Each entry below should be echoed exactly, with pictures omitted.

══════════════════════════════

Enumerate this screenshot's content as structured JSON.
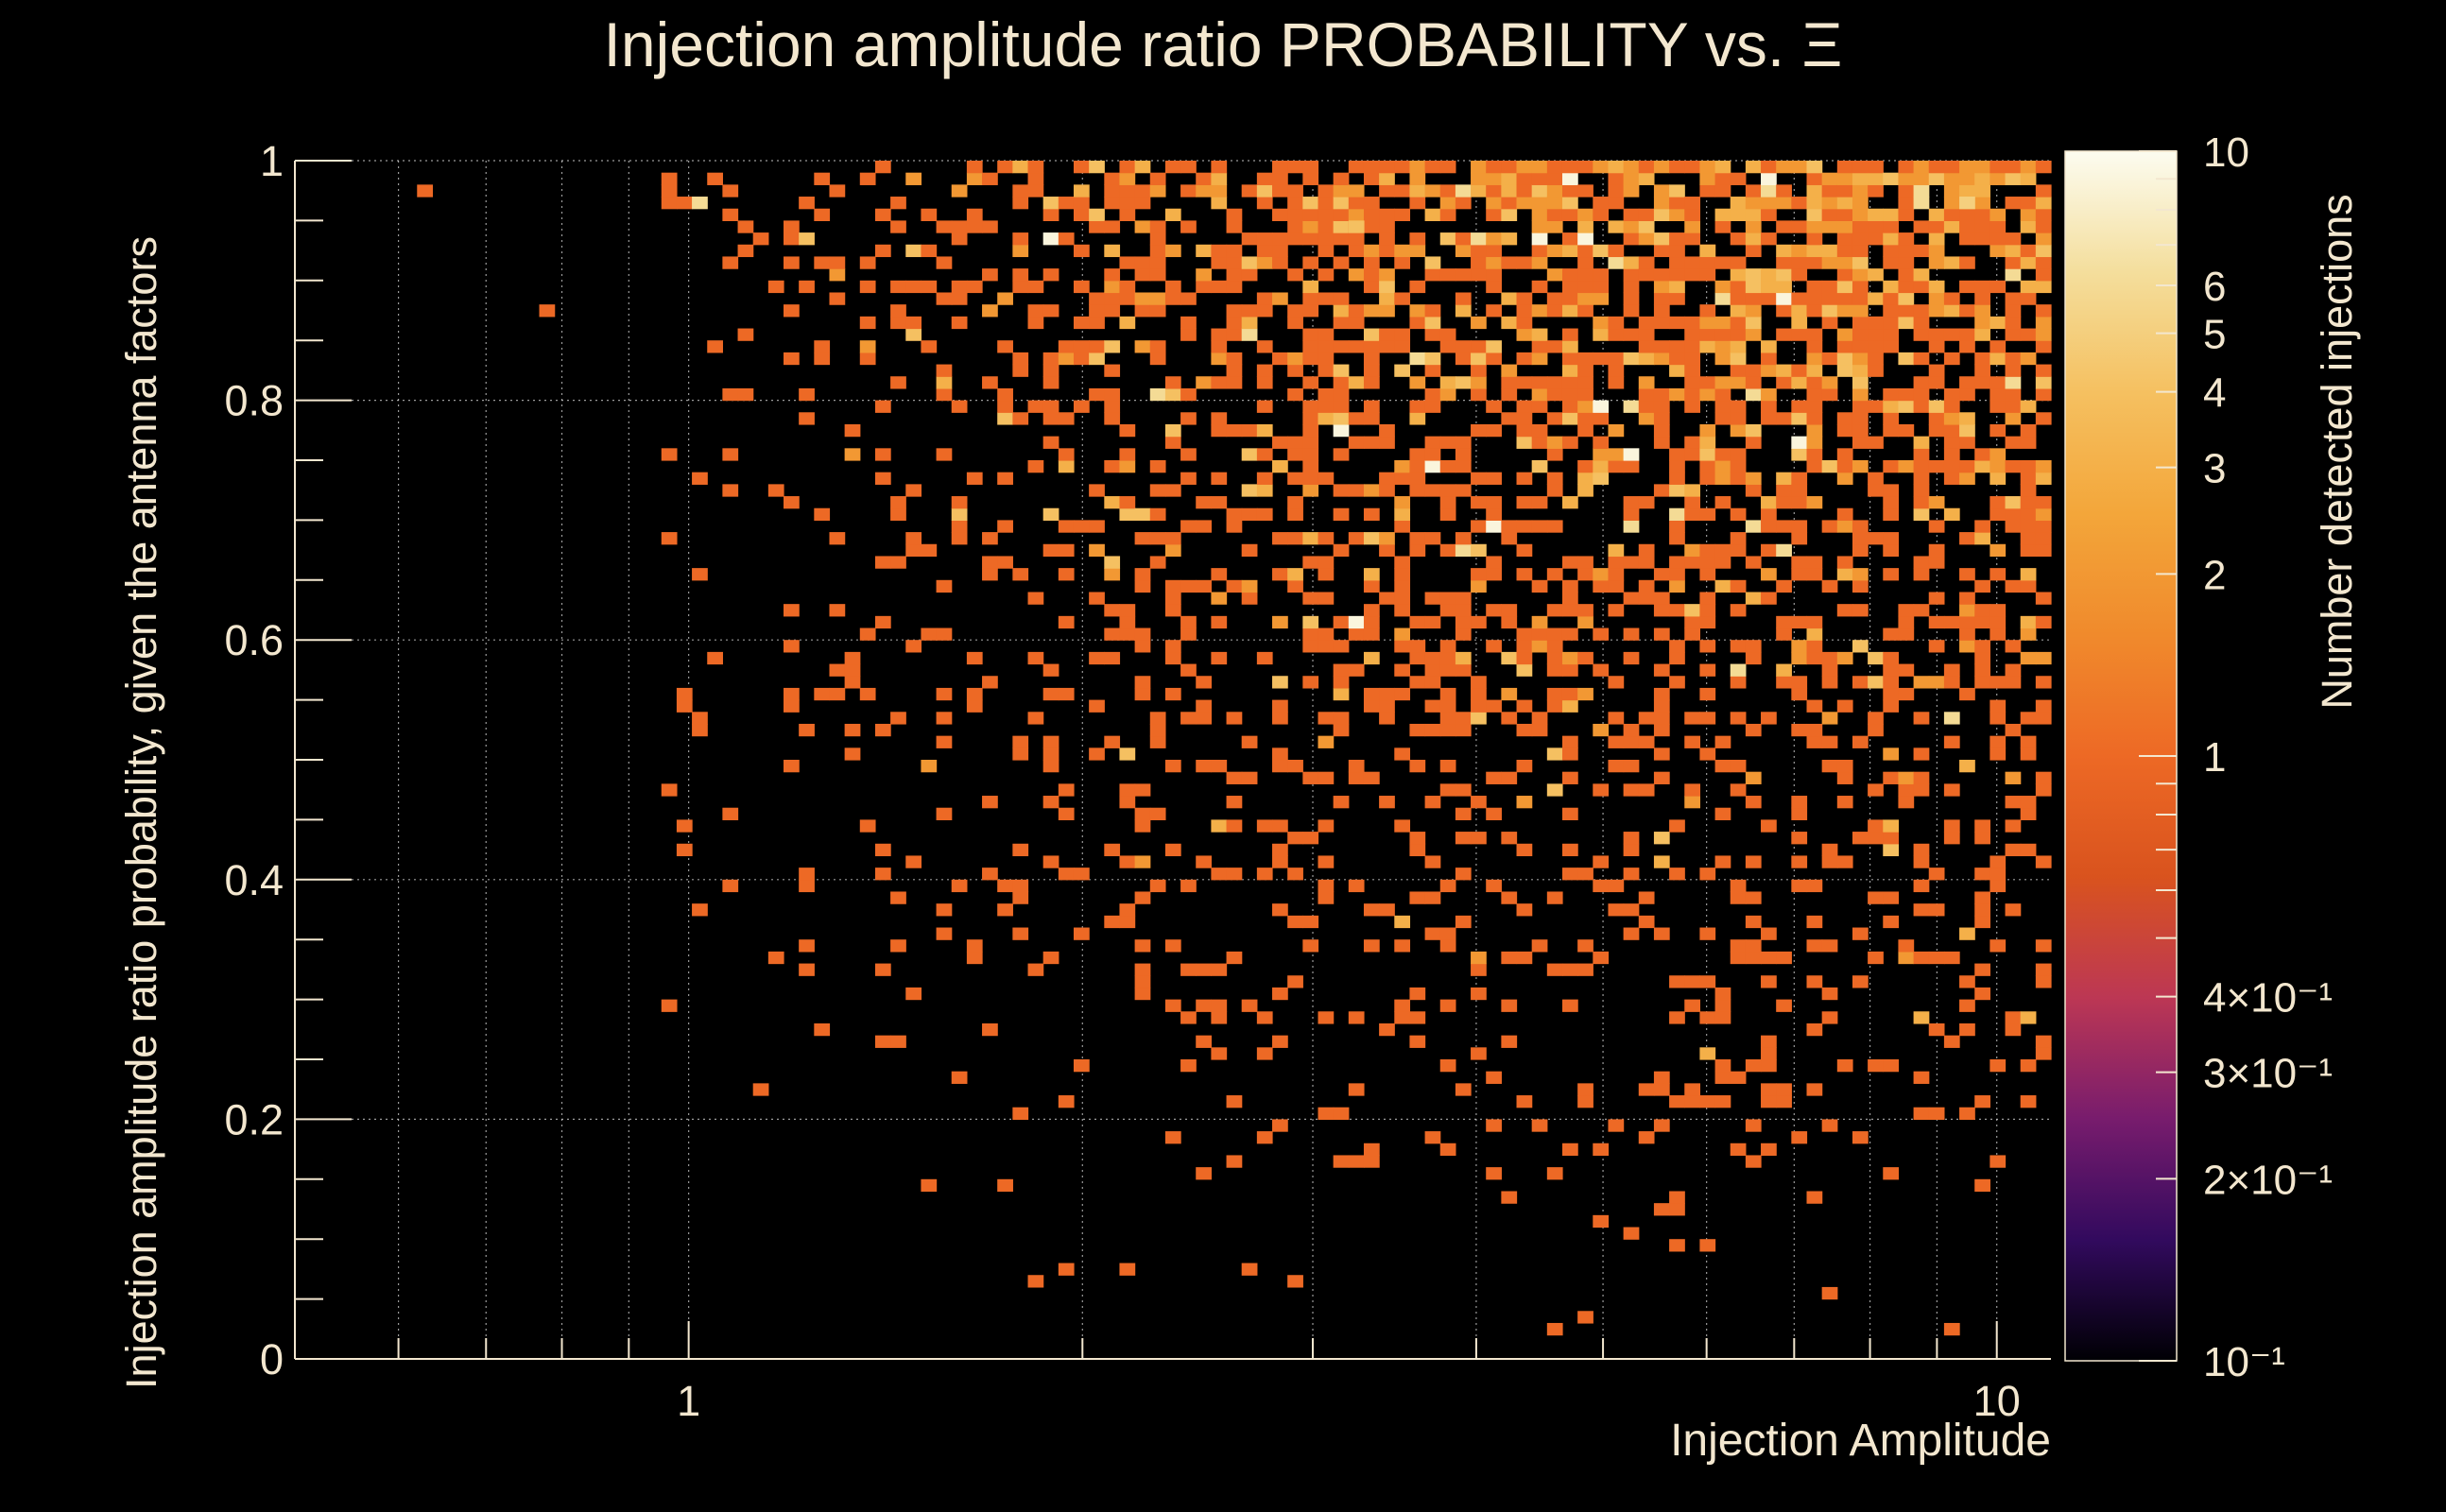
{
  "chart_data": {
    "type": "heatmap",
    "title": "Injection amplitude ratio PROBABILITY vs.  Ξ",
    "xlabel": "Injection Amplitude",
    "ylabel": "Injection amplitude ratio probability, given the antenna factors",
    "zlabel": "Number detected injections",
    "x_scale": "log",
    "xlim": [
      0.5,
      11
    ],
    "ylim": [
      0,
      1
    ],
    "zlim": [
      0.1,
      10
    ],
    "z_scale": "log",
    "x_ticks": [
      {
        "value": 1,
        "label": "1"
      },
      {
        "value": 10,
        "label": "10"
      }
    ],
    "y_ticks": [
      {
        "value": 0,
        "label": "0"
      },
      {
        "value": 0.2,
        "label": "0.2"
      },
      {
        "value": 0.4,
        "label": "0.4"
      },
      {
        "value": 0.6,
        "label": "0.6"
      },
      {
        "value": 0.8,
        "label": "0.8"
      },
      {
        "value": 1,
        "label": "1"
      }
    ],
    "z_ticks": [
      {
        "value": 10,
        "label": "10"
      },
      {
        "value": 6,
        "label": "6"
      },
      {
        "value": 5,
        "label": "5"
      },
      {
        "value": 4,
        "label": "4"
      },
      {
        "value": 3,
        "label": "3"
      },
      {
        "value": 2,
        "label": "2"
      },
      {
        "value": 1,
        "label": "1"
      },
      {
        "value": 0.4,
        "label": "4×10⁻¹"
      },
      {
        "value": 0.3,
        "label": "3×10⁻¹"
      },
      {
        "value": 0.2,
        "label": "2×10⁻¹"
      },
      {
        "value": 0.1,
        "label": "10⁻¹"
      }
    ],
    "grid": true,
    "colormap": [
      "#000004",
      "#320a5e",
      "#781c6d",
      "#bc3754",
      "#d9531e",
      "#ed6925",
      "#f08a2c",
      "#f3a63a",
      "#f5c060",
      "#f4de9c",
      "#fcfcf0"
    ],
    "cell_counts_sample": [
      {
        "x": 0.62,
        "y": 0.97,
        "z": 1
      },
      {
        "x": 1.0,
        "y": 0.55,
        "z": 1
      },
      {
        "x": 1.2,
        "y": 0.62,
        "z": 1
      },
      {
        "x": 1.5,
        "y": 0.59,
        "z": 1
      },
      {
        "x": 2.0,
        "y": 0.24,
        "z": 1
      },
      {
        "x": 2.9,
        "y": 0.06,
        "z": 1
      },
      {
        "x": 3.8,
        "y": 0.39,
        "z": 1
      },
      {
        "x": 5.2,
        "y": 0.1,
        "z": 1
      },
      {
        "x": 7.5,
        "y": 0.05,
        "z": 1
      },
      {
        "x": 9.2,
        "y": 0.02,
        "z": 1
      },
      {
        "x": 6.0,
        "y": 0.92,
        "z": 3
      },
      {
        "x": 9.5,
        "y": 0.96,
        "z": 5
      },
      {
        "x": 3.2,
        "y": 0.94,
        "z": 4
      }
    ]
  }
}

══════════════════════════════

◆ Answer for the task ◆
Enumerate this screenshot's content as structured JSON.
{
  "chart_data": {
    "type": "heatmap",
    "title": "Injection amplitude ratio PROBABILITY vs.  Ξ",
    "xlabel": "Injection Amplitude",
    "ylabel": "Injection amplitude ratio probability, given the antenna factors",
    "zlabel": "Number detected injections",
    "x_scale": "log",
    "xlim": [
      0.5,
      11
    ],
    "ylim": [
      0,
      1
    ],
    "zlim": [
      0.1,
      10
    ],
    "z_scale": "log",
    "x_ticks": [
      {
        "value": 1,
        "label": "1"
      },
      {
        "value": 10,
        "label": "10"
      }
    ],
    "y_ticks": [
      {
        "value": 0,
        "label": "0"
      },
      {
        "value": 0.2,
        "label": "0.2"
      },
      {
        "value": 0.4,
        "label": "0.4"
      },
      {
        "value": 0.6,
        "label": "0.6"
      },
      {
        "value": 0.8,
        "label": "0.8"
      },
      {
        "value": 1,
        "label": "1"
      }
    ],
    "z_ticks": [
      {
        "value": 10,
        "label": "10"
      },
      {
        "value": 6,
        "label": "6"
      },
      {
        "value": 5,
        "label": "5"
      },
      {
        "value": 4,
        "label": "4"
      },
      {
        "value": 3,
        "label": "3"
      },
      {
        "value": 2,
        "label": "2"
      },
      {
        "value": 1,
        "label": "1"
      },
      {
        "value": 0.4,
        "label": "4×10⁻¹"
      },
      {
        "value": 0.3,
        "label": "3×10⁻¹"
      },
      {
        "value": 0.2,
        "label": "2×10⁻¹"
      },
      {
        "value": 0.1,
        "label": "10⁻¹"
      }
    ],
    "grid": true,
    "colormap": [
      "#000004",
      "#320a5e",
      "#781c6d",
      "#bc3754",
      "#d9531e",
      "#ed6925",
      "#f08a2c",
      "#f3a63a",
      "#f5c060",
      "#f4de9c",
      "#fcfcf0"
    ],
    "cell_counts_sample": [
      {
        "x": 0.62,
        "y": 0.97,
        "z": 1
      },
      {
        "x": 1.0,
        "y": 0.55,
        "z": 1
      },
      {
        "x": 1.2,
        "y": 0.62,
        "z": 1
      },
      {
        "x": 1.5,
        "y": 0.59,
        "z": 1
      },
      {
        "x": 2.0,
        "y": 0.24,
        "z": 1
      },
      {
        "x": 2.9,
        "y": 0.06,
        "z": 1
      },
      {
        "x": 3.8,
        "y": 0.39,
        "z": 1
      },
      {
        "x": 5.2,
        "y": 0.1,
        "z": 1
      },
      {
        "x": 7.5,
        "y": 0.05,
        "z": 1
      },
      {
        "x": 9.2,
        "y": 0.02,
        "z": 1
      },
      {
        "x": 6.0,
        "y": 0.92,
        "z": 3
      },
      {
        "x": 9.5,
        "y": 0.96,
        "z": 5
      },
      {
        "x": 3.2,
        "y": 0.94,
        "z": 4
      }
    ]
  }
}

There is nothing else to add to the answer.